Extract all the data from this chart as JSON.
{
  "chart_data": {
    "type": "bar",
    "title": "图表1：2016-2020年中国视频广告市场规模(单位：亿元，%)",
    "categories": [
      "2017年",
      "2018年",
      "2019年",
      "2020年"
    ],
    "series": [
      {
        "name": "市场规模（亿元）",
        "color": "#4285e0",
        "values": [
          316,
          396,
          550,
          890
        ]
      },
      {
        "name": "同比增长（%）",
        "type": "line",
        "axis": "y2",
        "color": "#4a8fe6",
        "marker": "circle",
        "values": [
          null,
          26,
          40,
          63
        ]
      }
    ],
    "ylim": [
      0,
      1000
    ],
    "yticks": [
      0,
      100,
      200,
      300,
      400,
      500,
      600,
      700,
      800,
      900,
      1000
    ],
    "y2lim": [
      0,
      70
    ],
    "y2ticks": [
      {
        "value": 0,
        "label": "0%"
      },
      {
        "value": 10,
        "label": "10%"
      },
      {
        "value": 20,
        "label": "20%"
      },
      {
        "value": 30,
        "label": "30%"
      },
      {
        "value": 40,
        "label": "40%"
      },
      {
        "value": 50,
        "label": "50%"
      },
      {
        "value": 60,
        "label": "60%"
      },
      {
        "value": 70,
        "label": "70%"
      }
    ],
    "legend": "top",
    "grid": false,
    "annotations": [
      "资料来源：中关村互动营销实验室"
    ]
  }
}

-------------------------

TASK DETAILS
Quote each line of the data above exactly as written.

OUTPUT BELOW
Extract all the data from this chart as JSON.
{
  "chart_data": {
    "type": "bar",
    "title": "图表1：2016-2020年中国视频广告市场规模(单位：亿元，%)",
    "categories": [
      "2017年",
      "2018年",
      "2019年",
      "2020年"
    ],
    "series": [
      {
        "name": "市场规模（亿元）",
        "color": "#4285e0",
        "values": [
          316,
          396,
          550,
          890
        ]
      },
      {
        "name": "同比增长（%）",
        "type": "line",
        "axis": "y2",
        "color": "#4a8fe6",
        "marker": "circle",
        "values": [
          null,
          26,
          40,
          63
        ]
      }
    ],
    "ylim": [
      0,
      1000
    ],
    "yticks": [
      0,
      100,
      200,
      300,
      400,
      500,
      600,
      700,
      800,
      900,
      1000
    ],
    "y2lim": [
      0,
      70
    ],
    "y2ticks": [
      {
        "value": 0,
        "label": "0%"
      },
      {
        "value": 10,
        "label": "10%"
      },
      {
        "value": 20,
        "label": "20%"
      },
      {
        "value": 30,
        "label": "30%"
      },
      {
        "value": 40,
        "label": "40%"
      },
      {
        "value": 50,
        "label": "50%"
      },
      {
        "value": 60,
        "label": "60%"
      },
      {
        "value": 70,
        "label": "70%"
      }
    ],
    "legend": "top",
    "grid": false,
    "annotations": [
      "资料来源：中关村互动营销实验室"
    ]
  }
}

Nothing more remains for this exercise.